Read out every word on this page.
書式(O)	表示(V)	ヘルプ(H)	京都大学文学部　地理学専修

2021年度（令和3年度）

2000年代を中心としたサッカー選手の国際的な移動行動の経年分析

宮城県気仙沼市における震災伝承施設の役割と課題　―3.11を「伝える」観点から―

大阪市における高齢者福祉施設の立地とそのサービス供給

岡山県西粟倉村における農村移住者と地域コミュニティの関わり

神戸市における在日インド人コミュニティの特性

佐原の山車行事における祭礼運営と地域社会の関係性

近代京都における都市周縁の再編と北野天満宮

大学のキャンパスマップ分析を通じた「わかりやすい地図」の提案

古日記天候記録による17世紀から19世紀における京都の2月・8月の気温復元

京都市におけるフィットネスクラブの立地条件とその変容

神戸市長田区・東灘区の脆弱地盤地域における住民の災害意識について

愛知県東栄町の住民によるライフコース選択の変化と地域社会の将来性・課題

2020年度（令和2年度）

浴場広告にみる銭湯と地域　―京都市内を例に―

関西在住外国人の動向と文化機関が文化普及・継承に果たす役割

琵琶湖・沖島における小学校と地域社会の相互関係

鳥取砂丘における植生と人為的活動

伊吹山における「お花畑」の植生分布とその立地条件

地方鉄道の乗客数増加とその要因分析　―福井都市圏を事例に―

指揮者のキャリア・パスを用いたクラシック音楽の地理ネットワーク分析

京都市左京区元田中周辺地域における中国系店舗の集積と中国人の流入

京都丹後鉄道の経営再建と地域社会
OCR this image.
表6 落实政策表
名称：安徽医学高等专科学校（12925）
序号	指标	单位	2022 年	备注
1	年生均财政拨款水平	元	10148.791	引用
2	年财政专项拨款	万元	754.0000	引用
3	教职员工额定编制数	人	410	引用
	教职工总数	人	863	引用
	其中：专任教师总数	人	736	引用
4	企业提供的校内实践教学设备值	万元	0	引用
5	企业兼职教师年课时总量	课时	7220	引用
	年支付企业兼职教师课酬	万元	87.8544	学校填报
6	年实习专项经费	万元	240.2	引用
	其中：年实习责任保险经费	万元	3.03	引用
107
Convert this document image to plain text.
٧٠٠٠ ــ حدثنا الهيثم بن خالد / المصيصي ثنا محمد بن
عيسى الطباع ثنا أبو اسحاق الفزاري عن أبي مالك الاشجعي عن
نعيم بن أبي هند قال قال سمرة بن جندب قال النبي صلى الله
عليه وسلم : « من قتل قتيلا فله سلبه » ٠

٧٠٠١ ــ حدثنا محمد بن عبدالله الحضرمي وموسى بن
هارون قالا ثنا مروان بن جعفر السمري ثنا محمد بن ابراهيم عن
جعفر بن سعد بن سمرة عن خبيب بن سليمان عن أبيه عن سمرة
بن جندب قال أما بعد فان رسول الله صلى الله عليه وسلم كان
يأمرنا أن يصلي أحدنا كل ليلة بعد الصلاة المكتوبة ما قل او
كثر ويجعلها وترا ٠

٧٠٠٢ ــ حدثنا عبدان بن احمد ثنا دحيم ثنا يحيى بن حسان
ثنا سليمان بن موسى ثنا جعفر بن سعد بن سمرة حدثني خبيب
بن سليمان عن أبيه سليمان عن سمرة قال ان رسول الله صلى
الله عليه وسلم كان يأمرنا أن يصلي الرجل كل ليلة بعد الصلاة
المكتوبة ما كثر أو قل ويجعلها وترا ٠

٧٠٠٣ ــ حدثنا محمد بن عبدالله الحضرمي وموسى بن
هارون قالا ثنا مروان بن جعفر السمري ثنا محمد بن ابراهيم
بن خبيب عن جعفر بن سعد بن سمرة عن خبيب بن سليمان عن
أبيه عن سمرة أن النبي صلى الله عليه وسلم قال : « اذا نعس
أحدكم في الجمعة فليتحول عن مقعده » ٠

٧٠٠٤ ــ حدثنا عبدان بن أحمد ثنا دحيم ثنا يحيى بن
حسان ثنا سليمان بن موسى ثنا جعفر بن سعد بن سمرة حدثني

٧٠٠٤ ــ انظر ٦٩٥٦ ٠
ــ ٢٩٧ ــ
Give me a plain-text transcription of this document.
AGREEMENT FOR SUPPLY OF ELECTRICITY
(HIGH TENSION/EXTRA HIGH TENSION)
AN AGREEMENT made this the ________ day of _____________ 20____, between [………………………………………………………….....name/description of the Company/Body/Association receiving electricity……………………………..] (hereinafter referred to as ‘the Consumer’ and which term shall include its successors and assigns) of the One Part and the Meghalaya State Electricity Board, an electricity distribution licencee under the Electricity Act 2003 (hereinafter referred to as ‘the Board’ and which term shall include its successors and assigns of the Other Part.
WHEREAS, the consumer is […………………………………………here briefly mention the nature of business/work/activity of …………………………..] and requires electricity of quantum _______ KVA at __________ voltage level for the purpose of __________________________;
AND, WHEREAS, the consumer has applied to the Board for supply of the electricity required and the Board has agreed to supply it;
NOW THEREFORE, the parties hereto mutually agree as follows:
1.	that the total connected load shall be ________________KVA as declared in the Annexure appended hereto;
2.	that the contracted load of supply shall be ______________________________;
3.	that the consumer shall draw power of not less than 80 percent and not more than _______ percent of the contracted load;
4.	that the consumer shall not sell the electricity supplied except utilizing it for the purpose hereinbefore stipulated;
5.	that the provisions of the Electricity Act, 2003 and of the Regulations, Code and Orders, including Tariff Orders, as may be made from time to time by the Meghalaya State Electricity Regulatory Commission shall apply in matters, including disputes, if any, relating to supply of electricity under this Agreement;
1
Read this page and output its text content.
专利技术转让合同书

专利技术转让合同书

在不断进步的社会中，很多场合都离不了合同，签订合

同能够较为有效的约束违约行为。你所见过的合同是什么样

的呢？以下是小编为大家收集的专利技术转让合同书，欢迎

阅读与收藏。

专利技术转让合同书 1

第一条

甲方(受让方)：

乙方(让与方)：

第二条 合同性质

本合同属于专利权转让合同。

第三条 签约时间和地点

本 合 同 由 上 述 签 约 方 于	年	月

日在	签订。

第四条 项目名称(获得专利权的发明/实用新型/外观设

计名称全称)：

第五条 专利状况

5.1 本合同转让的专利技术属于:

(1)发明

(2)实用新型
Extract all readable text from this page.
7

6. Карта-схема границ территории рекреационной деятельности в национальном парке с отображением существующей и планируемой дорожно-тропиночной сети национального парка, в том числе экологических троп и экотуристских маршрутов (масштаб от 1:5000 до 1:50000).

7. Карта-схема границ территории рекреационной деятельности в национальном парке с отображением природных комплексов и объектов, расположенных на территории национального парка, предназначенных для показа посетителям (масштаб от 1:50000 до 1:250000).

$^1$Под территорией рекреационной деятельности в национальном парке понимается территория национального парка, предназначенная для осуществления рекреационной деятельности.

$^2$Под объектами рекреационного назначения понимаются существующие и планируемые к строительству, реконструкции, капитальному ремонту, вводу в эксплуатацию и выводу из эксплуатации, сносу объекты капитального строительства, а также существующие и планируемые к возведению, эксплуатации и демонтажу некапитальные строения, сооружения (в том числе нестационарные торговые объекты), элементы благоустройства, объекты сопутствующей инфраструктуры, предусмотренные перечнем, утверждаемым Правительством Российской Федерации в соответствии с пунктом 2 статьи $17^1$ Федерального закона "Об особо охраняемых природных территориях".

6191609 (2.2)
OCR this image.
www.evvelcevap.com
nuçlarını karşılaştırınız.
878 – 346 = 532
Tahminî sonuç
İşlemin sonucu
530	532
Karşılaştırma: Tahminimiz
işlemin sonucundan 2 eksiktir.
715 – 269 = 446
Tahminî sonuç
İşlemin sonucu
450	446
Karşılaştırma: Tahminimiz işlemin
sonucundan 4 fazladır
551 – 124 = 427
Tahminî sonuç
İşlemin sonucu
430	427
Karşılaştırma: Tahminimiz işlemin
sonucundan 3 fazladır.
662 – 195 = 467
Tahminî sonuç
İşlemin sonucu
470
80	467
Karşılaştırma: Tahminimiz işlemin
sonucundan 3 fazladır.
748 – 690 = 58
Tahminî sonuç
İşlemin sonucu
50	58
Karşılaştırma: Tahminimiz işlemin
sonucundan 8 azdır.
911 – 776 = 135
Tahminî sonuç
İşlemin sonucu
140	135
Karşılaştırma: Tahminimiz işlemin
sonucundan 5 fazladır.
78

---------------

■ Problem statement:
Collect the lines of the data that carry the word "يحيى".

■ Task response:
٧٠٠٢ ــ حدثنا عبدان بن احمد ثنا دحيم ثنا يحيى بن حسان
٧٠٠٤ ــ حدثنا عبدان بن أحمد ثنا دحيم ثنا يحيى بن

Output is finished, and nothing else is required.